Scan the listing below for the word "label" and state how many lines hold it. Write nothing but the number.
********
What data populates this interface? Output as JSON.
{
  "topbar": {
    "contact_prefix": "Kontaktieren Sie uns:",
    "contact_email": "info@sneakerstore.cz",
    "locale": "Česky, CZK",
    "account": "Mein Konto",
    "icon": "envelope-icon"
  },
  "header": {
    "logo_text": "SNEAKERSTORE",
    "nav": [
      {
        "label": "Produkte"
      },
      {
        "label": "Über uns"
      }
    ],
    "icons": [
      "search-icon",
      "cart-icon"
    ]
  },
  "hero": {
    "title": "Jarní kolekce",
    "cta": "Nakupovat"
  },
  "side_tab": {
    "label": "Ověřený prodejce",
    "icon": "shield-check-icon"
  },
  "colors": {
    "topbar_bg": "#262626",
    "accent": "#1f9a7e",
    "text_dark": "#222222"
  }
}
********
▸ **TASK SOLUTION**
3